Copy every record word for word.

Data listing:
⟨

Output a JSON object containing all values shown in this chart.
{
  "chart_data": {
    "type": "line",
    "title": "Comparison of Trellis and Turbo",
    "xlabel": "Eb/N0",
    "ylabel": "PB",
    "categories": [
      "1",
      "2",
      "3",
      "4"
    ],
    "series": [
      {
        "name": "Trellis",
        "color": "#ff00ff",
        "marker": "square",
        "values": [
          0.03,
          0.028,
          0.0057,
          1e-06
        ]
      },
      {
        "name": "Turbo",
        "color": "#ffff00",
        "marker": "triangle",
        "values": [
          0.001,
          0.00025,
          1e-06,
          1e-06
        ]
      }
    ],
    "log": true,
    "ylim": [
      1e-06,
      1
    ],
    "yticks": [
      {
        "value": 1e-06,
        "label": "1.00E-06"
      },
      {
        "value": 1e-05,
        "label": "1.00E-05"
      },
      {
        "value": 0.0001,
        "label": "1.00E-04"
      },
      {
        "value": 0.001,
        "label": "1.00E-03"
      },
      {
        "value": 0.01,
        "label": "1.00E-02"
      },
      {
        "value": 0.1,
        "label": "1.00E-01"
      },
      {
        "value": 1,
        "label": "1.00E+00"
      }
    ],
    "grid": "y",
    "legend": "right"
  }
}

⟩

> **REPLY TO THE EXERCISE**:
Output a JSON object containing all values shown in this chart.
{
  "chart_data": {
    "type": "line",
    "title": "Comparison of Trellis and Turbo",
    "xlabel": "Eb/N0",
    "ylabel": "PB",
    "categories": [
      "1",
      "2",
      "3",
      "4"
    ],
    "series": [
      {
        "name": "Trellis",
        "color": "#ff00ff",
        "marker": "square",
        "values": [
          0.03,
          0.028,
          0.0057,
          1e-06
        ]
      },
      {
        "name": "Turbo",
        "color": "#ffff00",
        "marker": "triangle",
        "values": [
          0.001,
          0.00025,
          1e-06,
          1e-06
        ]
      }
    ],
    "log": true,
    "ylim": [
      1e-06,
      1
    ],
    "yticks": [
      {
        "value": 1e-06,
        "label": "1.00E-06"
      },
      {
        "value": 1e-05,
        "label": "1.00E-05"
      },
      {
        "value": 0.0001,
        "label": "1.00E-04"
      },
      {
        "value": 0.001,
        "label": "1.00E-03"
      },
      {
        "value": 0.01,
        "label": "1.00E-02"
      },
      {
        "value": 0.1,
        "label": "1.00E-01"
      },
      {
        "value": 1,
        "label": "1.00E+00"
      }
    ],
    "grid": "y",
    "legend": "right"
  }
}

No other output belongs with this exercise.